== THE EXERCISE ==
Scan the listing below and copy every line holding "heading".

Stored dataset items
═══

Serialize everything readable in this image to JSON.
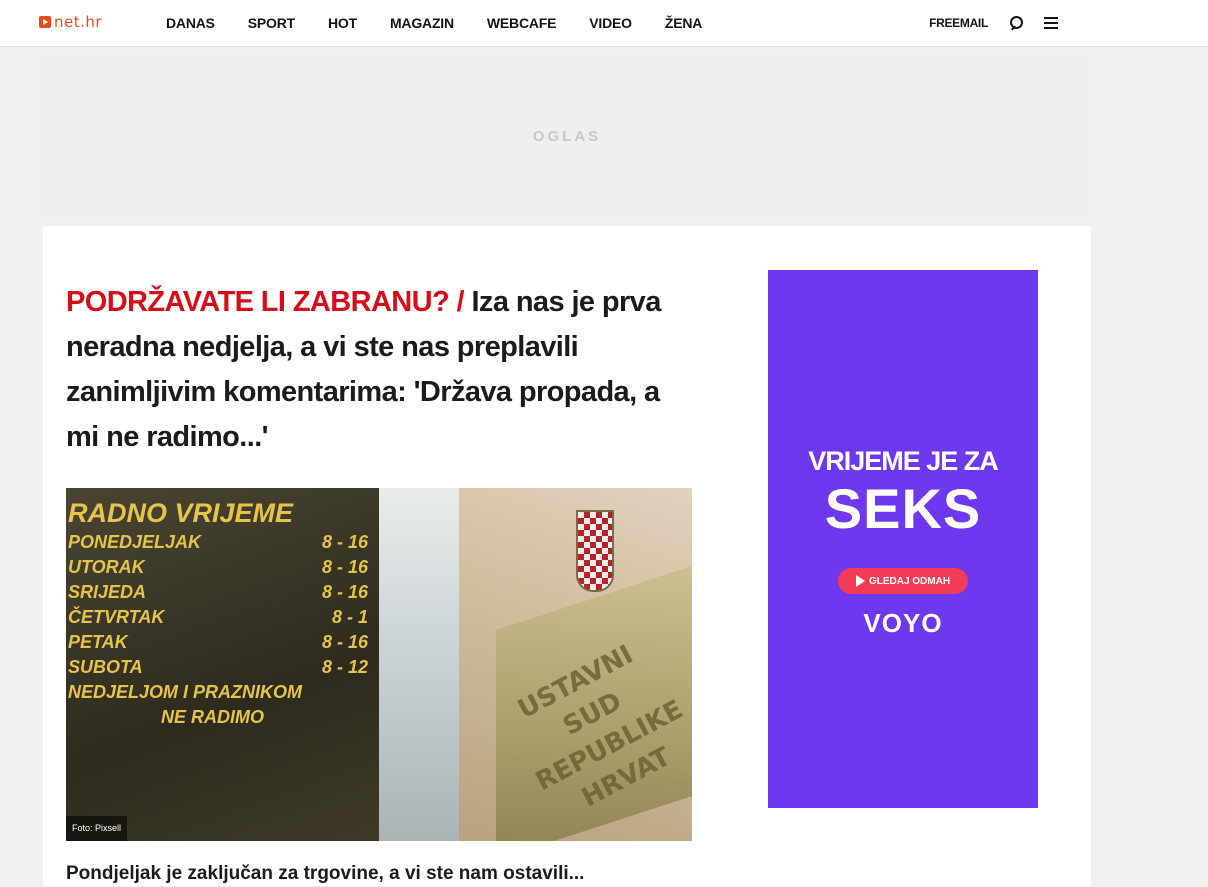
{
  "header": {
    "logo_text": "net.hr",
    "nav": [
      "DANAS",
      "SPORT",
      "HOT",
      "MAGAZIN",
      "WEBCAFE",
      "VIDEO",
      "ŽENA"
    ],
    "freemail": "FREEMAIL"
  },
  "ad_banner": {
    "label": "OGLAS"
  },
  "article": {
    "kicker": "PODRŽAVATE LI ZABRANU? /",
    "title": " Iza nas je prva neradna nedjelja, a vi ste nas preplavili zanimljivim komentarima: 'Država propada, a mi ne radimo...'",
    "photo": {
      "sign_title": "RADNO VRIJEME",
      "sign_rows": [
        {
          "day": "PONEDJELJAK",
          "time": "8 - 16"
        },
        {
          "day": "UTORAK",
          "time": "8 - 16"
        },
        {
          "day": "SRIJEDA",
          "time": "8 - 16"
        },
        {
          "day": "ČETVRTAK",
          "time": "8 - 1"
        },
        {
          "day": "PETAK",
          "time": "8 - 16"
        },
        {
          "day": "SUBOTA",
          "time": "8 - 12"
        }
      ],
      "sign_footer_1": "NEDJELJOM I PRAZNIKOM",
      "sign_footer_2": "NE RADIMO",
      "plaque_text": "USTAVNI SUD REPUBLIKE HRVAT",
      "credit": "Foto: Pixsell"
    },
    "lead_partial": "Pondjeljak je zaključan za trgovine, a vi ste nam ostavili..."
  },
  "side_ad": {
    "line1": "VRIJEME JE ZA",
    "line2": "SEKS",
    "button": "GLEDAJ ODMAH",
    "brand": "VOYO",
    "bg_color": "#6d38ee",
    "button_color": "#f23b57"
  },
  "colors": {
    "kicker": "#d50f1a",
    "logo": "#e74b1a"
  }
}
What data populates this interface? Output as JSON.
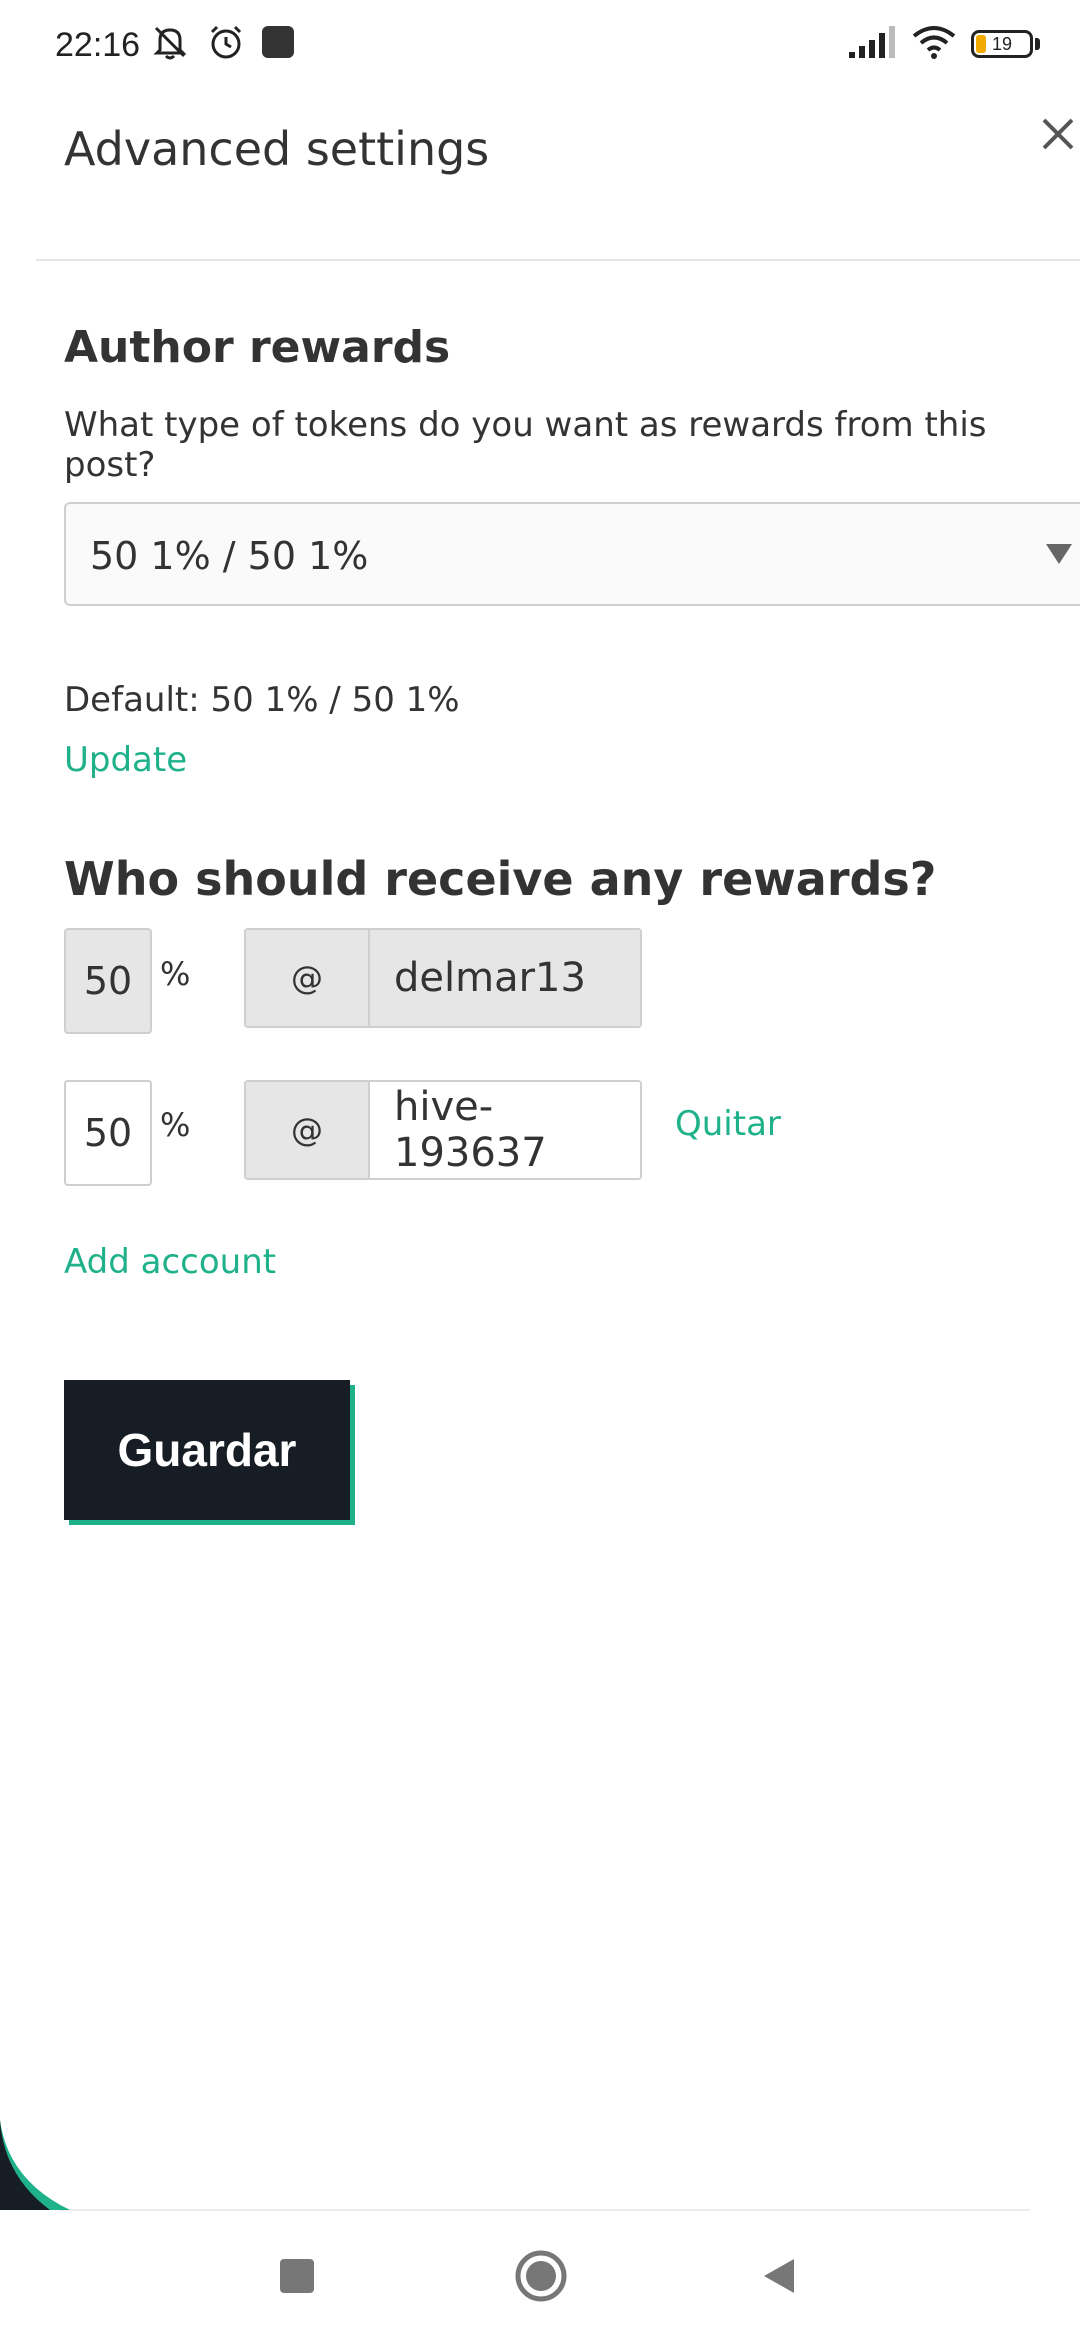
{
  "status_bar": {
    "time": "22:16",
    "battery_level": "19",
    "battery_fraction": 0.19,
    "icons": [
      "mute-icon",
      "alarm-icon",
      "app-notification-icon",
      "signal-icon",
      "wifi-icon",
      "battery-icon"
    ]
  },
  "header": {
    "title": "Advanced settings",
    "close_icon": "close-icon"
  },
  "author_rewards": {
    "heading": "Author rewards",
    "description": "What type of tokens do you want as rewards from this post?",
    "selected_option": "50 1% / 50 1%",
    "default_text": "Default: 50 1% / 50 1%",
    "update_label": "Update"
  },
  "beneficiaries": {
    "heading": "Who should receive any rewards?",
    "percent_sign": "%",
    "at_sign": "@",
    "rows": [
      {
        "percent": "50",
        "account": "delmar13",
        "editable": false
      },
      {
        "percent": "50",
        "account": "hive-193637",
        "editable": true,
        "remove_label": "Quitar"
      }
    ],
    "add_account_label": "Add account"
  },
  "actions": {
    "save_label": "Guardar"
  },
  "colors": {
    "accent": "#1fb28a",
    "button_bg": "#171d24",
    "text": "#333333",
    "disabled_bg": "#e6e6e6"
  }
}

═══

== WORKED ANSWER ==
    "heading": "Author rewards",
    "heading": "Who should receive any rewards?",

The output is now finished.